**Goal of the exercise**
Find the string "JSON" in the entries and copy each line that has it.

**Records shown**
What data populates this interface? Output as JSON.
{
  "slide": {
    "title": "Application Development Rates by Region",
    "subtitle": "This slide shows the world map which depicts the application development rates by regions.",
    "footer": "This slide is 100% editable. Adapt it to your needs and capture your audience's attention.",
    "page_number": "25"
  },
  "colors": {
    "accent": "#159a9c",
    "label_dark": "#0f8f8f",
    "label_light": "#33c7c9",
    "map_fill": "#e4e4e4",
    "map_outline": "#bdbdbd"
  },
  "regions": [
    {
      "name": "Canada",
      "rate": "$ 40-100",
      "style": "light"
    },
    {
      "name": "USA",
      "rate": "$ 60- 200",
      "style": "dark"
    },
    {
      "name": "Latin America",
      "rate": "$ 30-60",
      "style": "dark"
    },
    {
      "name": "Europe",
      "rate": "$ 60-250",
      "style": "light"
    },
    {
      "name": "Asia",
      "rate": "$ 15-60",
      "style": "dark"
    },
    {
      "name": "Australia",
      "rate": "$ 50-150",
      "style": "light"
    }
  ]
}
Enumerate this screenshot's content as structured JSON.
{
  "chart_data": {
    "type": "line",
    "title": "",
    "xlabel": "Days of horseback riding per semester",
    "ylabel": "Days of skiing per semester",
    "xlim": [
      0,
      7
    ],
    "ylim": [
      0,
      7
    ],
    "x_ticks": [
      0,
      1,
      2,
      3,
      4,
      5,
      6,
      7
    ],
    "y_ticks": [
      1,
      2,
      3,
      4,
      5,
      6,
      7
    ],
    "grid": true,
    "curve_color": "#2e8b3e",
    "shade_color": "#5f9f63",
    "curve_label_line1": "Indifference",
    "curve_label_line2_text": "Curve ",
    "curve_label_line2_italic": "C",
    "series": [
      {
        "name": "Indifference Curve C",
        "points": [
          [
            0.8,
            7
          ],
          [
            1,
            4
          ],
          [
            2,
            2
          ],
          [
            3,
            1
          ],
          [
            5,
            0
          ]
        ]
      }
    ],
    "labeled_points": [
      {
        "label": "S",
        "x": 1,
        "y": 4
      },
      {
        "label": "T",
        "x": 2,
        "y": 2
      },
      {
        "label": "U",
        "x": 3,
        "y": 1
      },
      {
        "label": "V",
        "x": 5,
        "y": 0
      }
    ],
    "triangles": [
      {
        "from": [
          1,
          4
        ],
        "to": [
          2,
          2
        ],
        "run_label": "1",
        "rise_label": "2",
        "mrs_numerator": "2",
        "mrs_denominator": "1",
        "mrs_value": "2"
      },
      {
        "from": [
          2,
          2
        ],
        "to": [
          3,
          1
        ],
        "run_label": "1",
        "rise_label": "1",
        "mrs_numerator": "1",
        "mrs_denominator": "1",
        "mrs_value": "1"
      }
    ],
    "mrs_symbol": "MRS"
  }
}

**Written solution**
What data populates this interface? Output as JSON.
Enumerate this screenshot's content as structured JSON.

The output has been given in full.